⟨

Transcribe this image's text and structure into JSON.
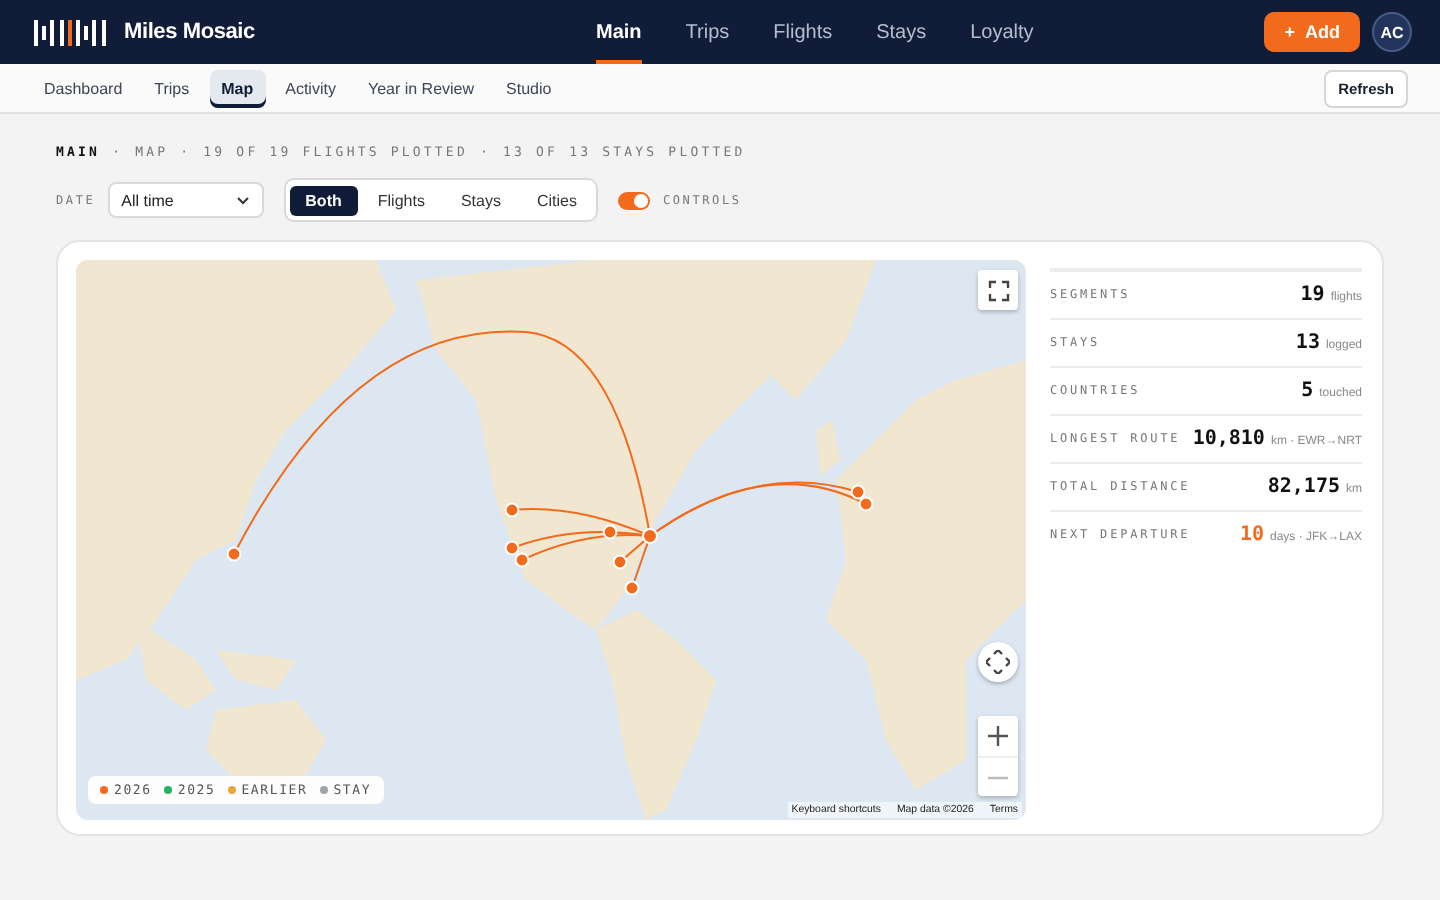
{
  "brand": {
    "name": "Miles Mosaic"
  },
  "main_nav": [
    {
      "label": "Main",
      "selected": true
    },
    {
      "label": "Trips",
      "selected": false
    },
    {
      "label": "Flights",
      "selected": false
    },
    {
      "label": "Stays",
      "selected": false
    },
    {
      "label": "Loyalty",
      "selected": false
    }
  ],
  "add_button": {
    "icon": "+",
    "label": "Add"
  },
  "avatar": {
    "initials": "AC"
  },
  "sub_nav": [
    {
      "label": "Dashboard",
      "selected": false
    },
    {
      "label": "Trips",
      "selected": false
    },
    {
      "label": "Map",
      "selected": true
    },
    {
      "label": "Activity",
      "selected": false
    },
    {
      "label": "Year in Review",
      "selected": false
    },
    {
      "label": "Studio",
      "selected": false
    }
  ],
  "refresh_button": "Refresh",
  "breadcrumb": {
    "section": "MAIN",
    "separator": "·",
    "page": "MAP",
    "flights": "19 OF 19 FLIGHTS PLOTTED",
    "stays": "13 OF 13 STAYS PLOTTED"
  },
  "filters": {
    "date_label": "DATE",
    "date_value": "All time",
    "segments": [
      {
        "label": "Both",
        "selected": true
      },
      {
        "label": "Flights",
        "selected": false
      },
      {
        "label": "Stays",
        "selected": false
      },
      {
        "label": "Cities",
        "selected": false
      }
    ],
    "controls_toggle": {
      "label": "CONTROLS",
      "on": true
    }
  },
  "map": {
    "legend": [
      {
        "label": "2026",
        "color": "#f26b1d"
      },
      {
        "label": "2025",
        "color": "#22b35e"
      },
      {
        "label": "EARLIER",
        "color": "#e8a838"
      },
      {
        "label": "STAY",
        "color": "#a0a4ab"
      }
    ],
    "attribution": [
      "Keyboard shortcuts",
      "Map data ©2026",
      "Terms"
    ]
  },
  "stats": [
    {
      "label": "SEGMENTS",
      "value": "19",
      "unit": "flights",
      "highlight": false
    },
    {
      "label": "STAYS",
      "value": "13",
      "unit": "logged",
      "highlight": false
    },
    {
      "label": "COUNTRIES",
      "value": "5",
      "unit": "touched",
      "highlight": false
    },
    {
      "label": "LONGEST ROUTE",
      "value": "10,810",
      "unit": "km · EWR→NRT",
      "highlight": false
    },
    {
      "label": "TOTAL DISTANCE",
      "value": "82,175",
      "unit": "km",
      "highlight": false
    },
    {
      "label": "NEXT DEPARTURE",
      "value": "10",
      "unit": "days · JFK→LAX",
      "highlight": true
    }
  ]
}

⟩

**Task instructions**
Exclude the pictures, and transcribe all of the material exactly.

**Finished answer**
Transcribe this image's text and structure into JSON.
{
  "brand": {
    "name": "Miles Mosaic"
  },
  "main_nav": [
    {
      "label": "Main",
      "selected": true
    },
    {
      "label": "Trips",
      "selected": false
    },
    {
      "label": "Flights",
      "selected": false
    },
    {
      "label": "Stays",
      "selected": false
    },
    {
      "label": "Loyalty",
      "selected": false
    }
  ],
  "add_button": {
    "icon": "+",
    "label": "Add"
  },
  "avatar": {
    "initials": "AC"
  },
  "sub_nav": [
    {
      "label": "Dashboard",
      "selected": false
    },
    {
      "label": "Trips",
      "selected": false
    },
    {
      "label": "Map",
      "selected": true
    },
    {
      "label": "Activity",
      "selected": false
    },
    {
      "label": "Year in Review",
      "selected": false
    },
    {
      "label": "Studio",
      "selected": false
    }
  ],
  "refresh_button": "Refresh",
  "breadcrumb": {
    "section": "MAIN",
    "separator": "·",
    "page": "MAP",
    "flights": "19 OF 19 FLIGHTS PLOTTED",
    "stays": "13 OF 13 STAYS PLOTTED"
  },
  "filters": {
    "date_label": "DATE",
    "date_value": "All time",
    "segments": [
      {
        "label": "Both",
        "selected": true
      },
      {
        "label": "Flights",
        "selected": false
      },
      {
        "label": "Stays",
        "selected": false
      },
      {
        "label": "Cities",
        "selected": false
      }
    ],
    "controls_toggle": {
      "label": "CONTROLS",
      "on": true
    }
  },
  "map": {
    "legend": [
      {
        "label": "2026",
        "color": "#f26b1d"
      },
      {
        "label": "2025",
        "color": "#22b35e"
      },
      {
        "label": "EARLIER",
        "color": "#e8a838"
      },
      {
        "label": "STAY",
        "color": "#a0a4ab"
      }
    ],
    "attribution": [
      "Keyboard shortcuts",
      "Map data ©2026",
      "Terms"
    ]
  },
  "stats": [
    {
      "label": "SEGMENTS",
      "value": "19",
      "unit": "flights",
      "highlight": false
    },
    {
      "label": "STAYS",
      "value": "13",
      "unit": "logged",
      "highlight": false
    },
    {
      "label": "COUNTRIES",
      "value": "5",
      "unit": "touched",
      "highlight": false
    },
    {
      "label": "LONGEST ROUTE",
      "value": "10,810",
      "unit": "km · EWR→NRT",
      "highlight": false
    },
    {
      "label": "TOTAL DISTANCE",
      "value": "82,175",
      "unit": "km",
      "highlight": false
    },
    {
      "label": "NEXT DEPARTURE",
      "value": "10",
      "unit": "days · JFK→LAX",
      "highlight": true
    }
  ]
}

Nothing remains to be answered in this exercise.